#### Data lines

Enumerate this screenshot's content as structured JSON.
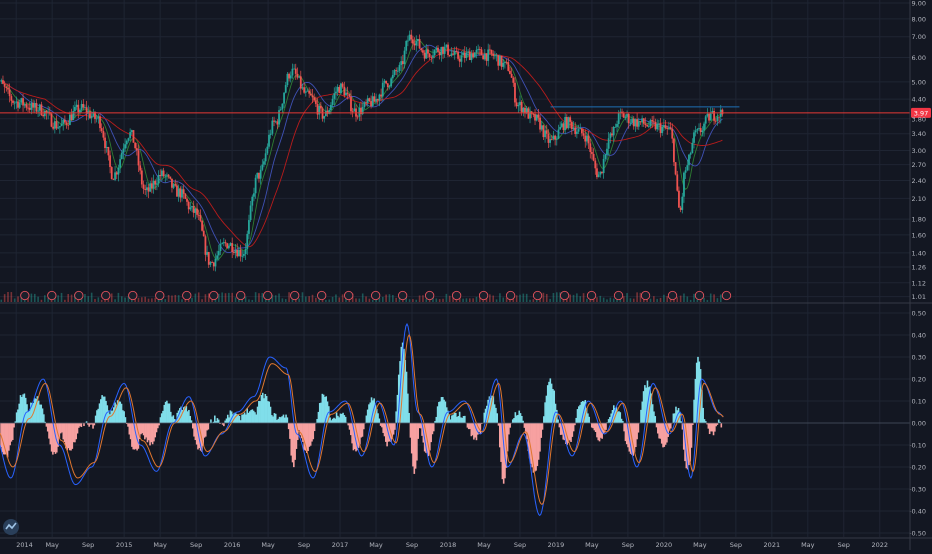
{
  "colors": {
    "background": "#131722",
    "grid": "#1f2533",
    "axis_text": "#b2b5be",
    "candle_up": "#26a69a",
    "candle_down": "#ef5350",
    "ma_fast": "#2e7d32",
    "ma_mid": "#3f51b5",
    "ma_slow": "#b71c1c",
    "resistance_line": "#1e6fb5",
    "price_line": "#e53935",
    "price_badge": "#f23645",
    "osc_line_1": "#2962ff",
    "osc_line_2": "#e0762e",
    "hist_up": "#80deea",
    "hist_down": "#f7a1a1",
    "earnings_marker": "#e0525c"
  },
  "icons": {
    "logo": "tradingview-logo-icon",
    "earnings": "earnings-e-icon"
  },
  "chart_data": [
    {
      "type": "candlestick",
      "title": "",
      "scale": "log",
      "y_axis_ticks": [
        "9.00",
        "8.00",
        "7.00",
        "6.00",
        "5.00",
        "4.40",
        "3.80",
        "3.40",
        "3.00",
        "2.70",
        "2.40",
        "2.10",
        "1.80",
        "1.60",
        "1.40",
        "1.26",
        "1.12",
        "1.01"
      ],
      "ylim": [
        1.0,
        9.0
      ],
      "x_axis_labels": [
        "2014",
        "May",
        "Sep",
        "2015",
        "May",
        "Sep",
        "2016",
        "May",
        "Sep",
        "2017",
        "May",
        "Sep",
        "2018",
        "May",
        "Sep",
        "2019",
        "May",
        "Sep",
        "2020",
        "May",
        "Sep",
        "2021",
        "May",
        "Sep",
        "2022"
      ],
      "last_price_label": "3.97",
      "last_price": 3.97,
      "resistance_level": 4.15,
      "x": [
        2013.8,
        2014.0,
        2014.2,
        2014.4,
        2014.6,
        2014.75,
        2014.9,
        2015.05,
        2015.2,
        2015.35,
        2015.5,
        2015.65,
        2015.8,
        2015.95,
        2016.1,
        2016.25,
        2016.4,
        2016.55,
        2016.7,
        2016.85,
        2017.0,
        2017.15,
        2017.3,
        2017.45,
        2017.55,
        2017.65,
        2017.8,
        2017.95,
        2018.1,
        2018.25,
        2018.4,
        2018.55,
        2018.65,
        2018.8,
        2018.95,
        2019.1,
        2019.25,
        2019.4,
        2019.5,
        2019.6,
        2019.75,
        2019.9,
        2020.05,
        2020.15,
        2020.2,
        2020.3,
        2020.45,
        2020.55
      ],
      "y": [
        5.1,
        4.3,
        4.1,
        3.6,
        4.1,
        3.8,
        2.5,
        3.4,
        2.2,
        2.5,
        2.2,
        1.9,
        1.3,
        1.5,
        1.4,
        2.5,
        3.7,
        5.4,
        4.5,
        3.9,
        4.8,
        4.0,
        4.3,
        5.0,
        5.5,
        7.0,
        6.2,
        6.4,
        6.0,
        6.2,
        6.1,
        5.6,
        4.2,
        3.8,
        3.2,
        3.7,
        3.4,
        2.5,
        3.3,
        3.9,
        3.7,
        3.6,
        3.5,
        1.9,
        2.6,
        3.4,
        3.9,
        3.97
      ],
      "earnings_count": 27
    },
    {
      "type": "line",
      "title": "",
      "y_axis_ticks": [
        "0.50",
        "0.40",
        "0.30",
        "0.20",
        "0.10",
        "0.00",
        "-0.10",
        "-0.20",
        "-0.30",
        "-0.40",
        "-0.50"
      ],
      "ylim": [
        -0.5,
        0.5
      ],
      "x": [
        2013.8,
        2013.95,
        2014.1,
        2014.25,
        2014.4,
        2014.55,
        2014.7,
        2014.85,
        2015.0,
        2015.15,
        2015.3,
        2015.45,
        2015.6,
        2015.75,
        2015.9,
        2016.05,
        2016.2,
        2016.35,
        2016.5,
        2016.6,
        2016.75,
        2016.9,
        2017.05,
        2017.2,
        2017.35,
        2017.5,
        2017.62,
        2017.72,
        2017.85,
        2018.0,
        2018.15,
        2018.3,
        2018.45,
        2018.55,
        2018.7,
        2018.85,
        2019.0,
        2019.15,
        2019.3,
        2019.45,
        2019.6,
        2019.75,
        2019.9,
        2020.05,
        2020.15,
        2020.25,
        2020.35,
        2020.5,
        2020.55
      ],
      "series": [
        {
          "values": [
            -0.05,
            -0.25,
            0.05,
            0.2,
            -0.1,
            -0.28,
            -0.2,
            0.05,
            0.18,
            -0.1,
            -0.22,
            0.0,
            0.12,
            -0.15,
            -0.05,
            0.05,
            0.12,
            0.3,
            0.25,
            -0.05,
            -0.25,
            0.05,
            0.1,
            -0.15,
            0.1,
            -0.1,
            0.45,
            0.05,
            -0.2,
            0.05,
            0.1,
            -0.05,
            0.2,
            -0.2,
            -0.05,
            -0.42,
            0.05,
            -0.15,
            0.1,
            -0.05,
            0.1,
            -0.2,
            0.18,
            -0.05,
            0.05,
            -0.25,
            0.2,
            0.05,
            0.03
          ]
        },
        {
          "values": [
            -0.03,
            -0.2,
            0.02,
            0.18,
            -0.08,
            -0.25,
            -0.18,
            0.03,
            0.16,
            -0.08,
            -0.2,
            0.0,
            0.1,
            -0.13,
            -0.04,
            0.04,
            0.1,
            0.27,
            0.22,
            -0.04,
            -0.22,
            0.04,
            0.09,
            -0.13,
            0.09,
            -0.09,
            0.4,
            0.04,
            -0.18,
            0.04,
            0.09,
            -0.04,
            0.18,
            -0.18,
            -0.04,
            -0.37,
            0.04,
            -0.13,
            0.09,
            -0.04,
            0.09,
            -0.18,
            0.16,
            -0.04,
            0.04,
            -0.22,
            0.18,
            0.04,
            0.02
          ]
        }
      ]
    }
  ]
}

########

- [Directive] Leave the pictures out, and print every line of the listing exactly as written.

- [Worked solution]
Enumerate this screenshot's content as structured JSON.
{
  "colors": {
    "background": "#131722",
    "grid": "#1f2533",
    "axis_text": "#b2b5be",
    "candle_up": "#26a69a",
    "candle_down": "#ef5350",
    "ma_fast": "#2e7d32",
    "ma_mid": "#3f51b5",
    "ma_slow": "#b71c1c",
    "resistance_line": "#1e6fb5",
    "price_line": "#e53935",
    "price_badge": "#f23645",
    "osc_line_1": "#2962ff",
    "osc_line_2": "#e0762e",
    "hist_up": "#80deea",
    "hist_down": "#f7a1a1",
    "earnings_marker": "#e0525c"
  },
  "icons": {
    "logo": "tradingview-logo-icon",
    "earnings": "earnings-e-icon"
  },
  "chart_data": [
    {
      "type": "candlestick",
      "title": "",
      "scale": "log",
      "y_axis_ticks": [
        "9.00",
        "8.00",
        "7.00",
        "6.00",
        "5.00",
        "4.40",
        "3.80",
        "3.40",
        "3.00",
        "2.70",
        "2.40",
        "2.10",
        "1.80",
        "1.60",
        "1.40",
        "1.26",
        "1.12",
        "1.01"
      ],
      "ylim": [
        1.0,
        9.0
      ],
      "x_axis_labels": [
        "2014",
        "May",
        "Sep",
        "2015",
        "May",
        "Sep",
        "2016",
        "May",
        "Sep",
        "2017",
        "May",
        "Sep",
        "2018",
        "May",
        "Sep",
        "2019",
        "May",
        "Sep",
        "2020",
        "May",
        "Sep",
        "2021",
        "May",
        "Sep",
        "2022"
      ],
      "last_price_label": "3.97",
      "last_price": 3.97,
      "resistance_level": 4.15,
      "x": [
        2013.8,
        2014.0,
        2014.2,
        2014.4,
        2014.6,
        2014.75,
        2014.9,
        2015.05,
        2015.2,
        2015.35,
        2015.5,
        2015.65,
        2015.8,
        2015.95,
        2016.1,
        2016.25,
        2016.4,
        2016.55,
        2016.7,
        2016.85,
        2017.0,
        2017.15,
        2017.3,
        2017.45,
        2017.55,
        2017.65,
        2017.8,
        2017.95,
        2018.1,
        2018.25,
        2018.4,
        2018.55,
        2018.65,
        2018.8,
        2018.95,
        2019.1,
        2019.25,
        2019.4,
        2019.5,
        2019.6,
        2019.75,
        2019.9,
        2020.05,
        2020.15,
        2020.2,
        2020.3,
        2020.45,
        2020.55
      ],
      "y": [
        5.1,
        4.3,
        4.1,
        3.6,
        4.1,
        3.8,
        2.5,
        3.4,
        2.2,
        2.5,
        2.2,
        1.9,
        1.3,
        1.5,
        1.4,
        2.5,
        3.7,
        5.4,
        4.5,
        3.9,
        4.8,
        4.0,
        4.3,
        5.0,
        5.5,
        7.0,
        6.2,
        6.4,
        6.0,
        6.2,
        6.1,
        5.6,
        4.2,
        3.8,
        3.2,
        3.7,
        3.4,
        2.5,
        3.3,
        3.9,
        3.7,
        3.6,
        3.5,
        1.9,
        2.6,
        3.4,
        3.9,
        3.97
      ],
      "earnings_count": 27
    },
    {
      "type": "line",
      "title": "",
      "y_axis_ticks": [
        "0.50",
        "0.40",
        "0.30",
        "0.20",
        "0.10",
        "0.00",
        "-0.10",
        "-0.20",
        "-0.30",
        "-0.40",
        "-0.50"
      ],
      "ylim": [
        -0.5,
        0.5
      ],
      "x": [
        2013.8,
        2013.95,
        2014.1,
        2014.25,
        2014.4,
        2014.55,
        2014.7,
        2014.85,
        2015.0,
        2015.15,
        2015.3,
        2015.45,
        2015.6,
        2015.75,
        2015.9,
        2016.05,
        2016.2,
        2016.35,
        2016.5,
        2016.6,
        2016.75,
        2016.9,
        2017.05,
        2017.2,
        2017.35,
        2017.5,
        2017.62,
        2017.72,
        2017.85,
        2018.0,
        2018.15,
        2018.3,
        2018.45,
        2018.55,
        2018.7,
        2018.85,
        2019.0,
        2019.15,
        2019.3,
        2019.45,
        2019.6,
        2019.75,
        2019.9,
        2020.05,
        2020.15,
        2020.25,
        2020.35,
        2020.5,
        2020.55
      ],
      "series": [
        {
          "values": [
            -0.05,
            -0.25,
            0.05,
            0.2,
            -0.1,
            -0.28,
            -0.2,
            0.05,
            0.18,
            -0.1,
            -0.22,
            0.0,
            0.12,
            -0.15,
            -0.05,
            0.05,
            0.12,
            0.3,
            0.25,
            -0.05,
            -0.25,
            0.05,
            0.1,
            -0.15,
            0.1,
            -0.1,
            0.45,
            0.05,
            -0.2,
            0.05,
            0.1,
            -0.05,
            0.2,
            -0.2,
            -0.05,
            -0.42,
            0.05,
            -0.15,
            0.1,
            -0.05,
            0.1,
            -0.2,
            0.18,
            -0.05,
            0.05,
            -0.25,
            0.2,
            0.05,
            0.03
          ]
        },
        {
          "values": [
            -0.03,
            -0.2,
            0.02,
            0.18,
            -0.08,
            -0.25,
            -0.18,
            0.03,
            0.16,
            -0.08,
            -0.2,
            0.0,
            0.1,
            -0.13,
            -0.04,
            0.04,
            0.1,
            0.27,
            0.22,
            -0.04,
            -0.22,
            0.04,
            0.09,
            -0.13,
            0.09,
            -0.09,
            0.4,
            0.04,
            -0.18,
            0.04,
            0.09,
            -0.04,
            0.18,
            -0.18,
            -0.04,
            -0.37,
            0.04,
            -0.13,
            0.09,
            -0.04,
            0.09,
            -0.18,
            0.16,
            -0.04,
            0.04,
            -0.22,
            0.18,
            0.04,
            0.02
          ]
        }
      ]
    }
  ]
}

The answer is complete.